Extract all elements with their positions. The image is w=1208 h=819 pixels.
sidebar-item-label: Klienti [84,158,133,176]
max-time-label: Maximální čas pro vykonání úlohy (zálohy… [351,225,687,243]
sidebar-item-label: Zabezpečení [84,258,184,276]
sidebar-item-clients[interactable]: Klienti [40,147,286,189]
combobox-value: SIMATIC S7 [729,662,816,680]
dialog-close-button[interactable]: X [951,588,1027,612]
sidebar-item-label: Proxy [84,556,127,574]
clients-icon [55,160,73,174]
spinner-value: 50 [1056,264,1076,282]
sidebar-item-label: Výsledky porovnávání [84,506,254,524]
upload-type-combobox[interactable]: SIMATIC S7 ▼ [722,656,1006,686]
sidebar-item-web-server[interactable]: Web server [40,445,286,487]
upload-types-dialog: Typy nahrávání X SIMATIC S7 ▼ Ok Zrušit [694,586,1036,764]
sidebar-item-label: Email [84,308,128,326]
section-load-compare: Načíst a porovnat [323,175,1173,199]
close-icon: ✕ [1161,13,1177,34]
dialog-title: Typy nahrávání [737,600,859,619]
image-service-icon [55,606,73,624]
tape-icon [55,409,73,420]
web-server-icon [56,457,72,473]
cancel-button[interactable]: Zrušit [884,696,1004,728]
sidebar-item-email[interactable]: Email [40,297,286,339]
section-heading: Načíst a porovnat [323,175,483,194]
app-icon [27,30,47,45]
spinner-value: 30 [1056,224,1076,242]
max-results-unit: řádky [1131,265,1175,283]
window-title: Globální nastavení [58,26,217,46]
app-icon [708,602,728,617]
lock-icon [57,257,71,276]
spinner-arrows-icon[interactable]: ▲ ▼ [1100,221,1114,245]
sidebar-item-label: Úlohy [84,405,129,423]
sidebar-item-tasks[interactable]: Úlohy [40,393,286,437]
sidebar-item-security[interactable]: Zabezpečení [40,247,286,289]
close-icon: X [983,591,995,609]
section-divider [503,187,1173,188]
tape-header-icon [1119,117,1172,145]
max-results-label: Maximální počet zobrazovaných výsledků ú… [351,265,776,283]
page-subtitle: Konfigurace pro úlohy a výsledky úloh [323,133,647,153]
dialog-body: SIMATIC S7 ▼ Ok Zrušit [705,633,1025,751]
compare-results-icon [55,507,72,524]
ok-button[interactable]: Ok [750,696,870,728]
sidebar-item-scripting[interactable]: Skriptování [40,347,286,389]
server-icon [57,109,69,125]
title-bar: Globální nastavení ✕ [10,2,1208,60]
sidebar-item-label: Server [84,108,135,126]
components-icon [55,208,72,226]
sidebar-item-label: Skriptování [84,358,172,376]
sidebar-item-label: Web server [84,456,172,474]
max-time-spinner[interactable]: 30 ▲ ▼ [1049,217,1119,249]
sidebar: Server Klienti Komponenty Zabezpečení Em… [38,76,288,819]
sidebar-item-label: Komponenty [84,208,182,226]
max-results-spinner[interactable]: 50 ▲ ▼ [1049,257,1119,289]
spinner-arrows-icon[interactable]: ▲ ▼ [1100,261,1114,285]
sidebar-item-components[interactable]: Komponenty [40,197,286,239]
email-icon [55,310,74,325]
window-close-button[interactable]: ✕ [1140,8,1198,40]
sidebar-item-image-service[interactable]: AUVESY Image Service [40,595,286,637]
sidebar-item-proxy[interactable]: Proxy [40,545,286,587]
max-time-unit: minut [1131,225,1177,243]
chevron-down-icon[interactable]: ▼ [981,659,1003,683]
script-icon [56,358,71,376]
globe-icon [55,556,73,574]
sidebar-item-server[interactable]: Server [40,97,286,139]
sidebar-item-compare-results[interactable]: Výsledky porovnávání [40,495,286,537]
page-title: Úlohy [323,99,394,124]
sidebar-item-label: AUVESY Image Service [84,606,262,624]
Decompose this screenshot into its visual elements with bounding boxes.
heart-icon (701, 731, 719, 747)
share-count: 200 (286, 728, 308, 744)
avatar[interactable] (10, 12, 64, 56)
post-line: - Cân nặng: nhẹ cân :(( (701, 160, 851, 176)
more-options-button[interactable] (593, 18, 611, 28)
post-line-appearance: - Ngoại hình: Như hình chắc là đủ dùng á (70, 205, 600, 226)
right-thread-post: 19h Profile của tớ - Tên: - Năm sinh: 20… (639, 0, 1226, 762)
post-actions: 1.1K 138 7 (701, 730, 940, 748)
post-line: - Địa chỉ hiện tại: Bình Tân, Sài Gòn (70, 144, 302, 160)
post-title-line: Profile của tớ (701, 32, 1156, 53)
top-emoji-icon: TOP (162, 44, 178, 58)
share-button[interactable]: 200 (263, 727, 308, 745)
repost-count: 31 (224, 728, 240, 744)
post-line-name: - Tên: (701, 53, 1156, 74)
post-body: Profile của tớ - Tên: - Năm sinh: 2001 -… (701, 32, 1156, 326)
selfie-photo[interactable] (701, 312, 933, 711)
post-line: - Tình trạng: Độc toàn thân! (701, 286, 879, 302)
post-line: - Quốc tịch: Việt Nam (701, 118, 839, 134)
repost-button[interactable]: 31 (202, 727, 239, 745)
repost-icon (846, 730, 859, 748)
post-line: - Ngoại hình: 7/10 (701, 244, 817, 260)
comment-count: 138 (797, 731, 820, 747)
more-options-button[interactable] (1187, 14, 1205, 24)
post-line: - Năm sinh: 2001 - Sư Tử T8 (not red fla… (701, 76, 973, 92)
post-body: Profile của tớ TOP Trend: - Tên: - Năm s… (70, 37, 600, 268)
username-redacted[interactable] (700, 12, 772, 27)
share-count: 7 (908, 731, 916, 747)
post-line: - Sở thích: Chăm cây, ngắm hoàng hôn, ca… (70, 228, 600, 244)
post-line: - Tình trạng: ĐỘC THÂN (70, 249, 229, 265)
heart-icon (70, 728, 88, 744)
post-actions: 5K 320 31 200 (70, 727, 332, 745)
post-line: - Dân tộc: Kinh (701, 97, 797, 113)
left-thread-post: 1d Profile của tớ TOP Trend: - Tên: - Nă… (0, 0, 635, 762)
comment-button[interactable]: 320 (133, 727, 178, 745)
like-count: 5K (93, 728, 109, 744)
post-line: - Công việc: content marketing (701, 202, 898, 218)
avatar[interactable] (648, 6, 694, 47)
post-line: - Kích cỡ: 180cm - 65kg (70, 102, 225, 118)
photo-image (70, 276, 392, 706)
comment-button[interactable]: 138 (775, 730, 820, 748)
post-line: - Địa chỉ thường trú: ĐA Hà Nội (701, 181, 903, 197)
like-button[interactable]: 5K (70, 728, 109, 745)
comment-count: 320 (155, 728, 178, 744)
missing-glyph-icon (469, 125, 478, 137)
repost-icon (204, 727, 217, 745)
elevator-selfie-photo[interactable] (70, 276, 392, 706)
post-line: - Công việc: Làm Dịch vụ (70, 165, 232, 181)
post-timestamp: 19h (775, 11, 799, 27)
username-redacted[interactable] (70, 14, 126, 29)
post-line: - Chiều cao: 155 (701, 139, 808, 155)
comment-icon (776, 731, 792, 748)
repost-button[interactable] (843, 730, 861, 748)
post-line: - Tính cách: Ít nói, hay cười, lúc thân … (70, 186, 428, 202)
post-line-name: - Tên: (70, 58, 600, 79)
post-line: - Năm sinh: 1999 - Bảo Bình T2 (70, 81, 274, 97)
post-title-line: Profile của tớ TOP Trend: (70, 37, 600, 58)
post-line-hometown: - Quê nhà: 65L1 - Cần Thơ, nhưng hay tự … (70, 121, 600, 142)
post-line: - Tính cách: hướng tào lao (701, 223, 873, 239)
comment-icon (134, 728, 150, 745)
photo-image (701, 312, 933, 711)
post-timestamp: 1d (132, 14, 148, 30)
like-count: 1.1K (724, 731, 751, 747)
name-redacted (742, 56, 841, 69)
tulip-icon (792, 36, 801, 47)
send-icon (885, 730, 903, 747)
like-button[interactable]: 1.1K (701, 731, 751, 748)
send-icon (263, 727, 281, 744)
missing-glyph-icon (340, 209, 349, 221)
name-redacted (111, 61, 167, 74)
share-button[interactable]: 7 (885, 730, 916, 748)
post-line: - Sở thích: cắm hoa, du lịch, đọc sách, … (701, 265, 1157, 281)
------------------------------------------------------------------------
Repeat the records word for word, starting at the beginning of the records and ending at the line that contains "tape-header-icon [1119,117,1172,145]", with both of those lines included.

Extract all elements with their positions. The image is w=1208 h=819 pixels.
sidebar-item-label: Klienti [84,158,133,176]
max-time-label: Maximální čas pro vykonání úlohy (zálohy… [351,225,687,243]
sidebar-item-label: Zabezpečení [84,258,184,276]
sidebar-item-clients[interactable]: Klienti [40,147,286,189]
combobox-value: SIMATIC S7 [729,662,816,680]
dialog-close-button[interactable]: X [951,588,1027,612]
sidebar-item-label: Proxy [84,556,127,574]
clients-icon [55,160,73,174]
spinner-value: 50 [1056,264,1076,282]
sidebar-item-label: Výsledky porovnávání [84,506,254,524]
upload-type-combobox[interactable]: SIMATIC S7 ▼ [722,656,1006,686]
sidebar-item-web-server[interactable]: Web server [40,445,286,487]
upload-types-dialog: Typy nahrávání X SIMATIC S7 ▼ Ok Zrušit [694,586,1036,764]
sidebar-item-label: Email [84,308,128,326]
section-load-compare: Načíst a porovnat [323,175,1173,199]
close-icon: ✕ [1161,13,1177,34]
dialog-title: Typy nahrávání [737,600,859,619]
image-service-icon [55,606,73,624]
tape-icon [55,409,73,420]
web-server-icon [56,457,72,473]
cancel-button[interactable]: Zrušit [884,696,1004,728]
sidebar-item-email[interactable]: Email [40,297,286,339]
section-heading: Načíst a porovnat [323,175,483,194]
app-icon [27,30,47,45]
spinner-value: 30 [1056,224,1076,242]
max-results-unit: řádky [1131,265,1175,283]
window-title: Globální nastavení [58,26,217,46]
app-icon [708,602,728,617]
lock-icon [57,257,71,276]
spinner-arrows-icon[interactable]: ▲ ▼ [1100,221,1114,245]
sidebar-item-label: Úlohy [84,405,129,423]
sidebar-item-tasks[interactable]: Úlohy [40,393,286,437]
sidebar-item-security[interactable]: Zabezpečení [40,247,286,289]
close-icon: X [983,591,995,609]
section-divider [503,187,1173,188]
tape-header-icon [1119,117,1172,145]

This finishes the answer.